- _WHAT YOU ARE ASKED TO DO_: Spot every line with the word "this" and return it.

- _INFORMATION SHOWN_:
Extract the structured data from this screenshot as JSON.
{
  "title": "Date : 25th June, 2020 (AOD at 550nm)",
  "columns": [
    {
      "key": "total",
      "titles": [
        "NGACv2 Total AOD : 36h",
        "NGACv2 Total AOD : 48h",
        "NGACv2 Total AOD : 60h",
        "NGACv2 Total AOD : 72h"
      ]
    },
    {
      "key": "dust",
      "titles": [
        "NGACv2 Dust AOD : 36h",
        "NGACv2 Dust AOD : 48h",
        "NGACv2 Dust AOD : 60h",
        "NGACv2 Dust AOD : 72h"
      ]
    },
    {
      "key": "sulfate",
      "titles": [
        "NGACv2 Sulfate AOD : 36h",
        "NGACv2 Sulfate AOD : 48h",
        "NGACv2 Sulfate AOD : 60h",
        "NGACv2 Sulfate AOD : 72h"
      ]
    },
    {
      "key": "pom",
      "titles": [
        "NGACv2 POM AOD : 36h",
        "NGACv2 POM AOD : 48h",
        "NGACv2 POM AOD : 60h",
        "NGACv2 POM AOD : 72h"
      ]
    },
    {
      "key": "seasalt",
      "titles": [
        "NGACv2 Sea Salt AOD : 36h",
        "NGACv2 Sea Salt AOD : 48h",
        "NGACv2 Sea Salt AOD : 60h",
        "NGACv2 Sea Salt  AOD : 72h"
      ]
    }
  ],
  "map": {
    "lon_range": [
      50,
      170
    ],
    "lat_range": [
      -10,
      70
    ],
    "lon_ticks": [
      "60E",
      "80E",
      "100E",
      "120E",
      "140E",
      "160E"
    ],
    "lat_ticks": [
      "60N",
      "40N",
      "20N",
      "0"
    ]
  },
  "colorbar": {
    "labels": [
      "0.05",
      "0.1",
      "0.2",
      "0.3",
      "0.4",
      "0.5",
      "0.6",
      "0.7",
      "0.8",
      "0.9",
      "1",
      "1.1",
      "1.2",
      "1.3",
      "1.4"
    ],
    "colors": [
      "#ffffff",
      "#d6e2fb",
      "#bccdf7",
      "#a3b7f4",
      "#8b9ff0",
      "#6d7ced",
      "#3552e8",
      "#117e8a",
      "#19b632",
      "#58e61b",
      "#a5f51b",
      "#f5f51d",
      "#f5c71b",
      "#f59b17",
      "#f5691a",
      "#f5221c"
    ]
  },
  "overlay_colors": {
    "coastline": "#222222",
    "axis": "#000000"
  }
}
--
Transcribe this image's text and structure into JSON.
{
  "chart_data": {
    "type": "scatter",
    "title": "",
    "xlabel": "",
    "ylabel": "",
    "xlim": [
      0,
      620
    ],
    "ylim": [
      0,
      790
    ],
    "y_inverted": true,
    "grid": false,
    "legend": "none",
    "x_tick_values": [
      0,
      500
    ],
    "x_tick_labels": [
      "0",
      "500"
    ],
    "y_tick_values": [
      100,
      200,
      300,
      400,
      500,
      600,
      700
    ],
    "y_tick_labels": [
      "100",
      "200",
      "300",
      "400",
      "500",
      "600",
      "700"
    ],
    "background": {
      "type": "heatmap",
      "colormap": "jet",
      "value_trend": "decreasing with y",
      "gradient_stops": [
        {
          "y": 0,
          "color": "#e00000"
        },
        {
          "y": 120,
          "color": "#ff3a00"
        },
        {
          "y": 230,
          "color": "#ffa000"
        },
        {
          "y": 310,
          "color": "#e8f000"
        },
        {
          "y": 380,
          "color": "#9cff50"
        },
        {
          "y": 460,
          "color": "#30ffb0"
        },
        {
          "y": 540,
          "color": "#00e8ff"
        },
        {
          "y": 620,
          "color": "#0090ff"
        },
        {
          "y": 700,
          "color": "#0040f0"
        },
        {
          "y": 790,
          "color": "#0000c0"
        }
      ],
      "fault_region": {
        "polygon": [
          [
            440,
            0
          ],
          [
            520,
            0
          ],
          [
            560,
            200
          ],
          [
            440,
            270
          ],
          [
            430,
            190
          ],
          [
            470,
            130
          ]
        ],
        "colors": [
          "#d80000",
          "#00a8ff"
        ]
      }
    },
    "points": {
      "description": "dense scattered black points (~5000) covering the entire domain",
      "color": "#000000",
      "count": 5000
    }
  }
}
...
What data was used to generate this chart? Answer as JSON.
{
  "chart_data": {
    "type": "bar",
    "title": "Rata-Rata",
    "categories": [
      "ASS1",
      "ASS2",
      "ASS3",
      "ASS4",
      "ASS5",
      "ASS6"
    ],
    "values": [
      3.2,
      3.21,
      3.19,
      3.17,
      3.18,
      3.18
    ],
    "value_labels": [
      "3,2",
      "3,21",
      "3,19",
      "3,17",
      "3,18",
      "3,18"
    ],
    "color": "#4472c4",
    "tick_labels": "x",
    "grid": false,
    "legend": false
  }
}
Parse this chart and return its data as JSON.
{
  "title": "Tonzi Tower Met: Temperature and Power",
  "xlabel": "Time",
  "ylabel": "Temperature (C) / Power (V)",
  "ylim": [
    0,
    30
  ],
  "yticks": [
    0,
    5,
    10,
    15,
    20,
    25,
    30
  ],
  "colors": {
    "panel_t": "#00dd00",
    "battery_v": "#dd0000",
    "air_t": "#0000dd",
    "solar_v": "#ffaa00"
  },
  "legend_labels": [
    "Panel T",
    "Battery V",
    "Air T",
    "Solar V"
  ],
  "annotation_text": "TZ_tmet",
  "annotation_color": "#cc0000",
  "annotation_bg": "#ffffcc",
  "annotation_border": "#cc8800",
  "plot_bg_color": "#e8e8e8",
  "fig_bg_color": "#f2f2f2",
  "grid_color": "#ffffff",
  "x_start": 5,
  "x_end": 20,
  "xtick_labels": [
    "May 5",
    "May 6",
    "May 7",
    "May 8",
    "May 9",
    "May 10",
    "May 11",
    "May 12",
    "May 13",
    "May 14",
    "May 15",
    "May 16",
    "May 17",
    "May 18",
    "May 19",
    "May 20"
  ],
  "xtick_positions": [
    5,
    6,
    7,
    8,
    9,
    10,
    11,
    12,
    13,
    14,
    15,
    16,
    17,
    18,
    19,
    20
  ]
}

- _ANSWER TO THE TASK_:
Extract the structured data from this screenshot as JSON.
Transcribe this image's text and structure into JSON.
What data was used to generate this chart? Answer as JSON.
Parse this chart and return its data as JSON.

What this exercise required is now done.